→ PROBLEM REQUIREMENTS
Give only the number of lines below that contain the word "zoom".

→ DATASET EXTRACT
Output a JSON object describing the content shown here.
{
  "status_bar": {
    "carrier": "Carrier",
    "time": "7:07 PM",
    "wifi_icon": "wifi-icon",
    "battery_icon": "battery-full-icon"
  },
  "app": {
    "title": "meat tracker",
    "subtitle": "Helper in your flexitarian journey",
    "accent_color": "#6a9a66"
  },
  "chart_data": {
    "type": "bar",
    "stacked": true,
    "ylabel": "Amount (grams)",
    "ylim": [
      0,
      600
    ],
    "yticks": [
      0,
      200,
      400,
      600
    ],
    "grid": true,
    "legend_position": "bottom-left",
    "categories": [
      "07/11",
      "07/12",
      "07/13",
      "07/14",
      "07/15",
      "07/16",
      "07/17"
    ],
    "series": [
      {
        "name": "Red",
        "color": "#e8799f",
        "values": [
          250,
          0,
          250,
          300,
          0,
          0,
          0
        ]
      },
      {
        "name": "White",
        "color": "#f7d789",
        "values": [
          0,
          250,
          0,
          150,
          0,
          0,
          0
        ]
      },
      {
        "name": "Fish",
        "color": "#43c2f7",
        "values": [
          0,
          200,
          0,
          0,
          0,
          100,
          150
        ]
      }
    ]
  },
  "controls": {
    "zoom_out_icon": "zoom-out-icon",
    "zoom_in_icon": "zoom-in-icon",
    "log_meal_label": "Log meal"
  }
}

→ COMPLETE ANSWER
2